▶ Task directions
From the entries below, count the lines with "Solid". Write only the count.

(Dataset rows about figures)
* BEGIN *
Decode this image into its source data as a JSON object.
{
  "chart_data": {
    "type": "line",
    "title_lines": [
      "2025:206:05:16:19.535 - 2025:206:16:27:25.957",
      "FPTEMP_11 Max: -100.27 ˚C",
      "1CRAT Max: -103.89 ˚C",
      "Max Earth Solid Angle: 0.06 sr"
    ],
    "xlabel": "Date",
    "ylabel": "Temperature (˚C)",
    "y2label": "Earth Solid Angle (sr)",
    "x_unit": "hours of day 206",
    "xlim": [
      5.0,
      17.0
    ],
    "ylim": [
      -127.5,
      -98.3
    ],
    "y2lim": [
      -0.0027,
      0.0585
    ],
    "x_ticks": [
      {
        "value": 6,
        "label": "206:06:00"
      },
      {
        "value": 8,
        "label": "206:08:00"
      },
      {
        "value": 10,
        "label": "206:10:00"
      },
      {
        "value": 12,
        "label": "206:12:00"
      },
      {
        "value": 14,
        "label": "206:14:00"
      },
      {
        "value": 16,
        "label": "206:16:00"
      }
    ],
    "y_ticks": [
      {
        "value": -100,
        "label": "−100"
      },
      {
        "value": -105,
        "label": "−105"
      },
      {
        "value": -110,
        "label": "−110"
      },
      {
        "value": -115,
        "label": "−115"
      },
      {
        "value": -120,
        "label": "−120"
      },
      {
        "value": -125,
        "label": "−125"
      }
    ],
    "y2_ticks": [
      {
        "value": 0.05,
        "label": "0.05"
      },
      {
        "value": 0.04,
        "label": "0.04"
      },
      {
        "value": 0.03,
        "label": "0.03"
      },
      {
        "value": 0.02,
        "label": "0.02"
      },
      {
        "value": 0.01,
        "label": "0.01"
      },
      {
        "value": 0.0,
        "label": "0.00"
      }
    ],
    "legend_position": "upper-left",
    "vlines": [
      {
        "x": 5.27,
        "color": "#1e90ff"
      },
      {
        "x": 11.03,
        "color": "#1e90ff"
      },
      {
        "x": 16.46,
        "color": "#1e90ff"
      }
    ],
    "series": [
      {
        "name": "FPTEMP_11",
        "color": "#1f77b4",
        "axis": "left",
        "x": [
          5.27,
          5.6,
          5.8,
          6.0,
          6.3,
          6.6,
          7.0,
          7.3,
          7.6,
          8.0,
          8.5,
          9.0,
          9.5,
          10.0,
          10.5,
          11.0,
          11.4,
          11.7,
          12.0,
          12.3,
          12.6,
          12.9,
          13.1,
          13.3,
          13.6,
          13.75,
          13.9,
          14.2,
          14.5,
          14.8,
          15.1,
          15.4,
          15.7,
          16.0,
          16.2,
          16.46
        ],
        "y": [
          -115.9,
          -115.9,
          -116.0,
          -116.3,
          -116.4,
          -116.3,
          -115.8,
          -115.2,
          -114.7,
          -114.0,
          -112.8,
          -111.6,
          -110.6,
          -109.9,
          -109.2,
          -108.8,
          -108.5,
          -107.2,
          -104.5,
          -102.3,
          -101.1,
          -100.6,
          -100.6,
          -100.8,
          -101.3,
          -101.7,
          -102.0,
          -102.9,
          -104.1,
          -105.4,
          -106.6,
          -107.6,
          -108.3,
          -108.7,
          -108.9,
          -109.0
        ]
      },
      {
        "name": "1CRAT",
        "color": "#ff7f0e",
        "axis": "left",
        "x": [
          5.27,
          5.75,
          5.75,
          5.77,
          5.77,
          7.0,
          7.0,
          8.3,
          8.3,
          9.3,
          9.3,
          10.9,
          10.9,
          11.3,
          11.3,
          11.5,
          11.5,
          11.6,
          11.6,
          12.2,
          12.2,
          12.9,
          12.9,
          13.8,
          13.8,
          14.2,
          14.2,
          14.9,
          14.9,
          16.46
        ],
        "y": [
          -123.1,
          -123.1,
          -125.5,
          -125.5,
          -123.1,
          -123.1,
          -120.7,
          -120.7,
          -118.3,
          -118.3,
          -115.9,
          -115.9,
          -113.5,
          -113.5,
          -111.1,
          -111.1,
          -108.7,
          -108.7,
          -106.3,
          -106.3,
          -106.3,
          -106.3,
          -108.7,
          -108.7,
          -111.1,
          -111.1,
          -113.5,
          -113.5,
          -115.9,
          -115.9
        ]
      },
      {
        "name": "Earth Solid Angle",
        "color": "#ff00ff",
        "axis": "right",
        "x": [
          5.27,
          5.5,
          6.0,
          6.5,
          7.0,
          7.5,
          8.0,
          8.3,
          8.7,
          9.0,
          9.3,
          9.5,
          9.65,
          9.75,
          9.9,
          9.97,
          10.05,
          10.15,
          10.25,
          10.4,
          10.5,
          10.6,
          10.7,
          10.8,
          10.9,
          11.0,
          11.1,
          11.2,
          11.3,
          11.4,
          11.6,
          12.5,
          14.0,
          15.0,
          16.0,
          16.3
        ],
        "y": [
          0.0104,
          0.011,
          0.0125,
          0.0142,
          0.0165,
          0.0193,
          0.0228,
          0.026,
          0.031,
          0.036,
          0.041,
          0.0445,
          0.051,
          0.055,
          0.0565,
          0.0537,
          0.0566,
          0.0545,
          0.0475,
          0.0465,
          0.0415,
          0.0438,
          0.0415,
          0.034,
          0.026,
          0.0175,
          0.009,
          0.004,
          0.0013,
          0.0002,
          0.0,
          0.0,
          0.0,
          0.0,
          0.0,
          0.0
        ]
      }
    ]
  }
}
* END *
▶ Solution for this task
3